Look through the lines below and extract any with the word "conversations".

━━━ Records shown ━━━

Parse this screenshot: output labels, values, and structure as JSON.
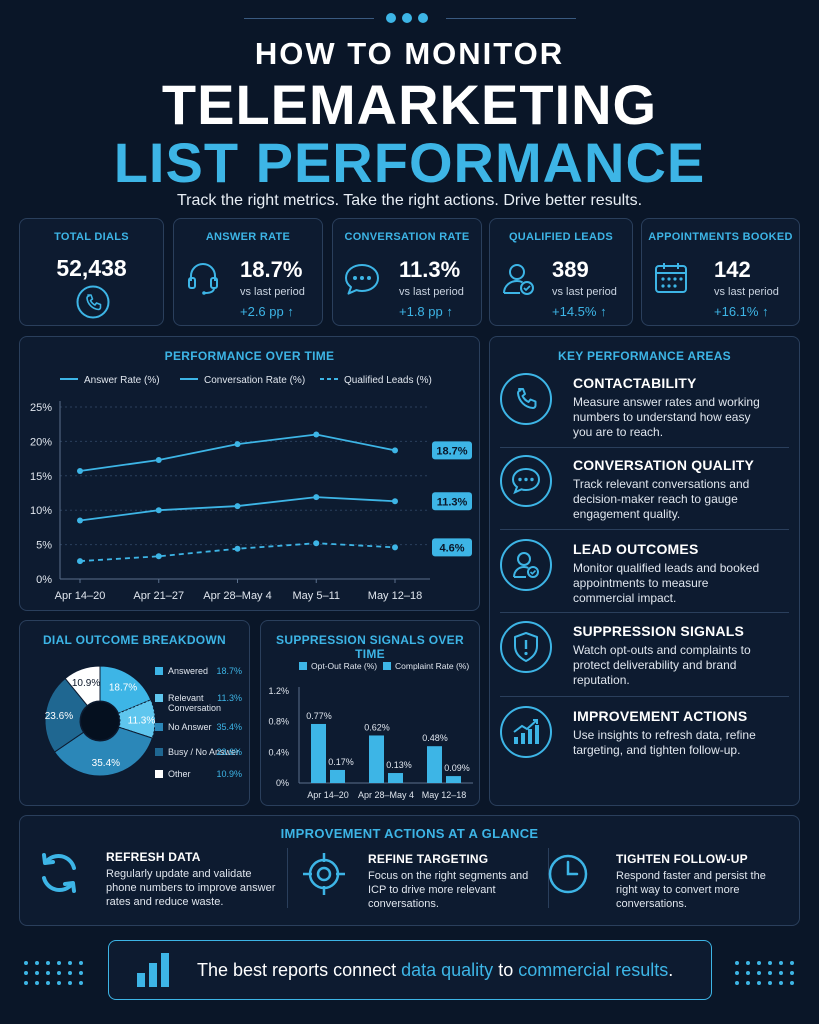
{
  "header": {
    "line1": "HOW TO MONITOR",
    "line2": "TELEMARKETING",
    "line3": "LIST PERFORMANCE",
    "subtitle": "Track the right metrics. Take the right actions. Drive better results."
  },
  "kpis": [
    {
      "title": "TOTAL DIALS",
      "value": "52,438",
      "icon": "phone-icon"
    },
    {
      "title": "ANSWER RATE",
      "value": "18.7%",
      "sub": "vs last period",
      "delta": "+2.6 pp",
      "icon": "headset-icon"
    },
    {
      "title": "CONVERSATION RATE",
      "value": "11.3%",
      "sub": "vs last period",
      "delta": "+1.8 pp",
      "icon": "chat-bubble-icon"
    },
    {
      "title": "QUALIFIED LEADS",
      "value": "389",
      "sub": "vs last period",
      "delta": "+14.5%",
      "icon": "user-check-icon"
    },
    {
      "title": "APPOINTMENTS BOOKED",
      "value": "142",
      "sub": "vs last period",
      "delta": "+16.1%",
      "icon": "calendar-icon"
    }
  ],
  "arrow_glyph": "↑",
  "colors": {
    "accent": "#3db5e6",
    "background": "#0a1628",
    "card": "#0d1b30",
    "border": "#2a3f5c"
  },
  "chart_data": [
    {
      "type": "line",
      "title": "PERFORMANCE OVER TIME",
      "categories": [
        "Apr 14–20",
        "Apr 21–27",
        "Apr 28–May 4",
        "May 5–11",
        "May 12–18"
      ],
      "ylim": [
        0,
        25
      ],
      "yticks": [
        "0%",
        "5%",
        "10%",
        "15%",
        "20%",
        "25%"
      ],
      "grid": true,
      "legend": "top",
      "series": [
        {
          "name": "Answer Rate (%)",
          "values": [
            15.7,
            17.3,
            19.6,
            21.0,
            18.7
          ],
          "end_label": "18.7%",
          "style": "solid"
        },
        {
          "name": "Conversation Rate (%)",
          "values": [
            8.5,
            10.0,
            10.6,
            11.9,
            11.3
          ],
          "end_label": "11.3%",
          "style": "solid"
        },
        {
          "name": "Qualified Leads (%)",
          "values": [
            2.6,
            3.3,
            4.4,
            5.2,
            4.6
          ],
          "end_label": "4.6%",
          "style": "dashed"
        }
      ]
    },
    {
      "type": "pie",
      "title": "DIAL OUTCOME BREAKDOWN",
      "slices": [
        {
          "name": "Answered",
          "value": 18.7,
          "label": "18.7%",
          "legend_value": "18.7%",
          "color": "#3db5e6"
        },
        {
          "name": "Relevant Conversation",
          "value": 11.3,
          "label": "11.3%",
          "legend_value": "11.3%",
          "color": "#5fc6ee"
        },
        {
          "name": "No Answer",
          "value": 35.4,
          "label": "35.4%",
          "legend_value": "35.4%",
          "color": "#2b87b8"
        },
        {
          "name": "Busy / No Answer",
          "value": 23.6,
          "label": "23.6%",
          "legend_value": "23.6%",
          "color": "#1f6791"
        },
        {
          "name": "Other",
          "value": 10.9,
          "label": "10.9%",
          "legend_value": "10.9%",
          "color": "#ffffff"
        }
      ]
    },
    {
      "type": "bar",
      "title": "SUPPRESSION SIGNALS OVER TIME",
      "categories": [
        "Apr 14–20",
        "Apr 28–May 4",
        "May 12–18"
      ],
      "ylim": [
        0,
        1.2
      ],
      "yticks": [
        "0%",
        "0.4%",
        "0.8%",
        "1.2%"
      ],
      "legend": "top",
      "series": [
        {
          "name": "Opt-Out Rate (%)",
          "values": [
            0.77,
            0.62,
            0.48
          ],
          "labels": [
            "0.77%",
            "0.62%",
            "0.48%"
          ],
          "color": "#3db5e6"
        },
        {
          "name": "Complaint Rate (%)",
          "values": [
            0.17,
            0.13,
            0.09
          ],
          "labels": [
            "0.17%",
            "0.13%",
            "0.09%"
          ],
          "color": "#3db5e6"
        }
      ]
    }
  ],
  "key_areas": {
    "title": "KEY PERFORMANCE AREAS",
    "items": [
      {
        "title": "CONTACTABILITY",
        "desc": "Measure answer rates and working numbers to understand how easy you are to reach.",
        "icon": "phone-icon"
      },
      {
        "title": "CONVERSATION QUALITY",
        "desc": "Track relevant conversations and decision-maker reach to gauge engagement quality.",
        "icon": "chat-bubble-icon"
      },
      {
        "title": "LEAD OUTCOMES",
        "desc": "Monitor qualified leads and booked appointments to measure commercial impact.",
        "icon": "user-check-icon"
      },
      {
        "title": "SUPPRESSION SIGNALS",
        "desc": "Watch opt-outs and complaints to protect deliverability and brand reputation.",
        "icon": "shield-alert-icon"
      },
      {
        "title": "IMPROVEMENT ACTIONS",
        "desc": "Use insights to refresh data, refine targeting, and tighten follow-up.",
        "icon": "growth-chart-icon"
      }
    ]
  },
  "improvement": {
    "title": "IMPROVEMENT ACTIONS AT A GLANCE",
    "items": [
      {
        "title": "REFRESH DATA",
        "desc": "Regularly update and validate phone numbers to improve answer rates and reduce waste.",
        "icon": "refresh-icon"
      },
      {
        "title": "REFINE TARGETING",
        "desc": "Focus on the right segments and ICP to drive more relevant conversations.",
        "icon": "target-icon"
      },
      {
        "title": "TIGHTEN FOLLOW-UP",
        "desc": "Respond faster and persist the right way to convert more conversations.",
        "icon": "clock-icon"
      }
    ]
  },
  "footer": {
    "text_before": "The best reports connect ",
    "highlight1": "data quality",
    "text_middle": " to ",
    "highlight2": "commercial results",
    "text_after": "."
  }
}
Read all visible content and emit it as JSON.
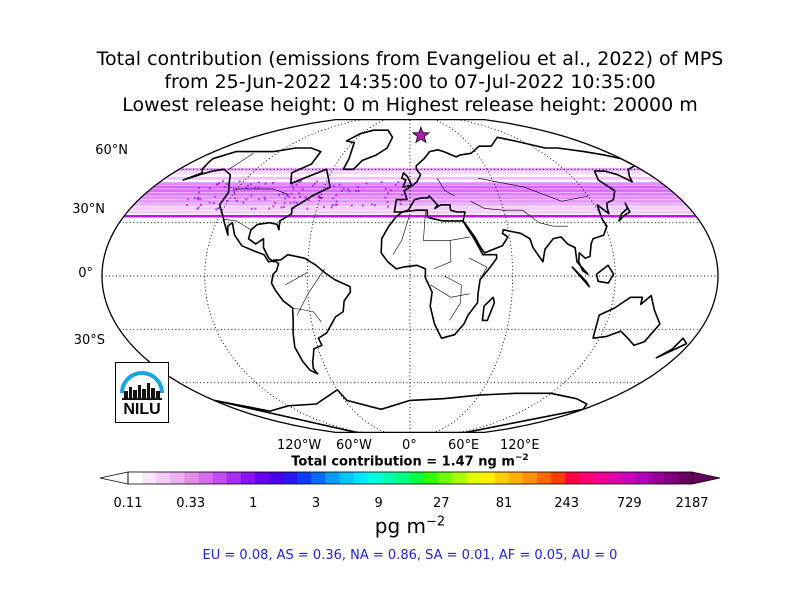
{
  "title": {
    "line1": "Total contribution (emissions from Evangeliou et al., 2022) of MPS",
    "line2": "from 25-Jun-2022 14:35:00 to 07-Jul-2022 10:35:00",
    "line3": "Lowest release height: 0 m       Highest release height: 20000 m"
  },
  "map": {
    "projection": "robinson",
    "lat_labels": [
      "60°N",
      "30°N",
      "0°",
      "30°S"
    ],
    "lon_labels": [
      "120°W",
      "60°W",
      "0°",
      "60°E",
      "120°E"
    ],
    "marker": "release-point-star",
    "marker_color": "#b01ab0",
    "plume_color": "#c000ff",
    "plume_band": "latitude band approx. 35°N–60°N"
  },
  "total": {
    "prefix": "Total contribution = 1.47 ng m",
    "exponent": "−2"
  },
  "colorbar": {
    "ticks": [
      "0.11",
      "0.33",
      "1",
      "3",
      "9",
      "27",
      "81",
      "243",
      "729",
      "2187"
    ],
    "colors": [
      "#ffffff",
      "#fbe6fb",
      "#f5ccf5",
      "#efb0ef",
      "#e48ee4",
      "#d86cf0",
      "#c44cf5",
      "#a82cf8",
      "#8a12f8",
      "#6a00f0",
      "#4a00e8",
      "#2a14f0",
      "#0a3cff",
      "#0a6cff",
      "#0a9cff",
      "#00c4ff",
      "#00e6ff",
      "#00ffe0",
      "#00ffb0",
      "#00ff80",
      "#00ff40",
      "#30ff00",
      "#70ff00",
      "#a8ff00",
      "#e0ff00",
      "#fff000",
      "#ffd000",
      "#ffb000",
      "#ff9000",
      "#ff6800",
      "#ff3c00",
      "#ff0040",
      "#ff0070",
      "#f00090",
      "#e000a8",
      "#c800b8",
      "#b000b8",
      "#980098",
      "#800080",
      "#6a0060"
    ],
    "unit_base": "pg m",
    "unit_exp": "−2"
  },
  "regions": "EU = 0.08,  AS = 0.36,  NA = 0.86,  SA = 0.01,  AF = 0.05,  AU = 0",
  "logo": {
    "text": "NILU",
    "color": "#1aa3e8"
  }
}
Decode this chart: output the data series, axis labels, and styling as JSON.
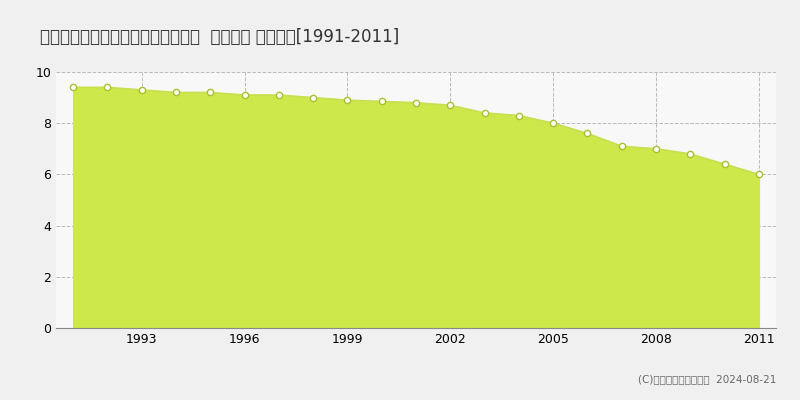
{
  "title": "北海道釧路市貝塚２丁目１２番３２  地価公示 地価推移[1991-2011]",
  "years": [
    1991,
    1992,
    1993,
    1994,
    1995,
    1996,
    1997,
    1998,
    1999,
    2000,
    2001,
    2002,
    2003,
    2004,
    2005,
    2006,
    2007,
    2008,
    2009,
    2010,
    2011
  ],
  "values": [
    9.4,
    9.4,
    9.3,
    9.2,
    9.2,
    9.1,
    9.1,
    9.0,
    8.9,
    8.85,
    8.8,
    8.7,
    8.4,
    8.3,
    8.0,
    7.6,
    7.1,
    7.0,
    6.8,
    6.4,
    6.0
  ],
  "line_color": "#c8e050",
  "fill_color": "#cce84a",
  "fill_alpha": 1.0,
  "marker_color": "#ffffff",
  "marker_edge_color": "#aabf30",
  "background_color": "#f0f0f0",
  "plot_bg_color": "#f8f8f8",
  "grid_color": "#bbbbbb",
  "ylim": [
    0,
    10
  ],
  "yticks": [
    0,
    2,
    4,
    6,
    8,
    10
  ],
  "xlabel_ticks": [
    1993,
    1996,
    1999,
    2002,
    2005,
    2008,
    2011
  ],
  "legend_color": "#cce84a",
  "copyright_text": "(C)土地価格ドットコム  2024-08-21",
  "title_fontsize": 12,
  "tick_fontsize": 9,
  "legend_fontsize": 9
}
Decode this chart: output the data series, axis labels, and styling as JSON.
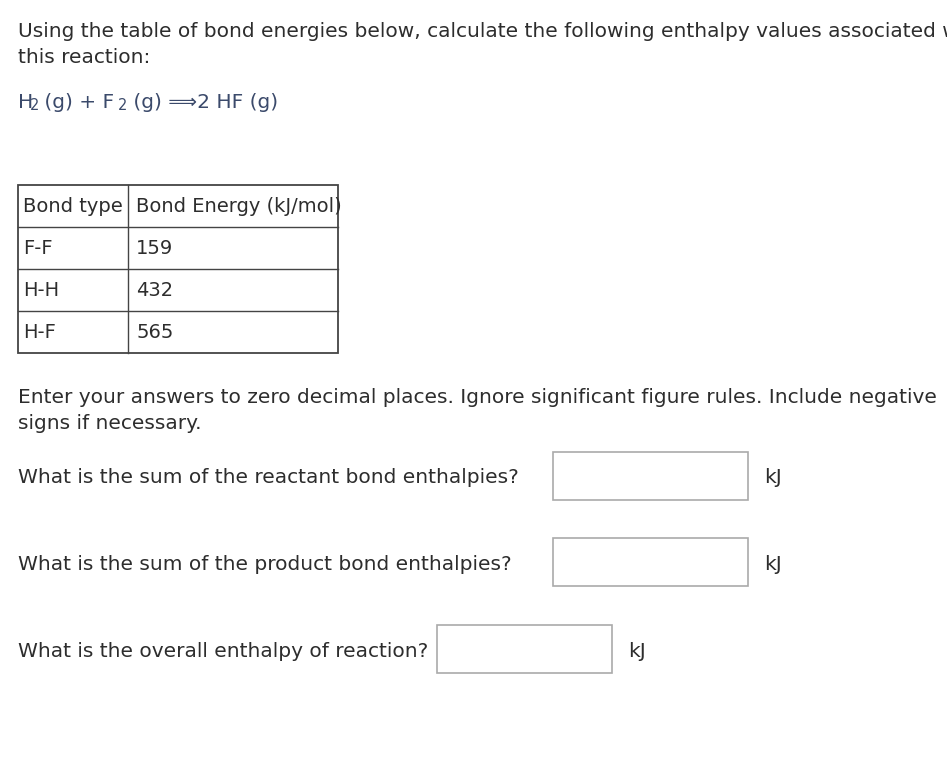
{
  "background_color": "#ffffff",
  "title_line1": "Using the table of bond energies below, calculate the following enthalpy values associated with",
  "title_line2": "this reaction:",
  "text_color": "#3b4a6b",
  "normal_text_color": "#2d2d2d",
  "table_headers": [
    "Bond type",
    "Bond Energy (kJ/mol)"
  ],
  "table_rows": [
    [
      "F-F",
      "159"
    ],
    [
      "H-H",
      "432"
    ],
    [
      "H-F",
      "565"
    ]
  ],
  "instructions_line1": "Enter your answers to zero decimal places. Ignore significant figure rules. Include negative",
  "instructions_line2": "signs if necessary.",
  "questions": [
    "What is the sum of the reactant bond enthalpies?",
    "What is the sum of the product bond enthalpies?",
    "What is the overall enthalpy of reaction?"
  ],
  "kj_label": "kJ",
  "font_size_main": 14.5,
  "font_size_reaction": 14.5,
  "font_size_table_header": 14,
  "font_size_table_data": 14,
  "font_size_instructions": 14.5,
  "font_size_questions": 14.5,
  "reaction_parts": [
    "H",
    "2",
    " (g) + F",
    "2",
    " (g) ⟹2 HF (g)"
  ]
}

━━━

■ **Response below**:
        "desc": "Track relevant conversations and decision-maker reach to gauge engagement quality.",
        "desc": "Focus on the right segments and ICP to drive more relevant conversations.",
        "desc": "Respond faster and persist the right way to convert more conversations.",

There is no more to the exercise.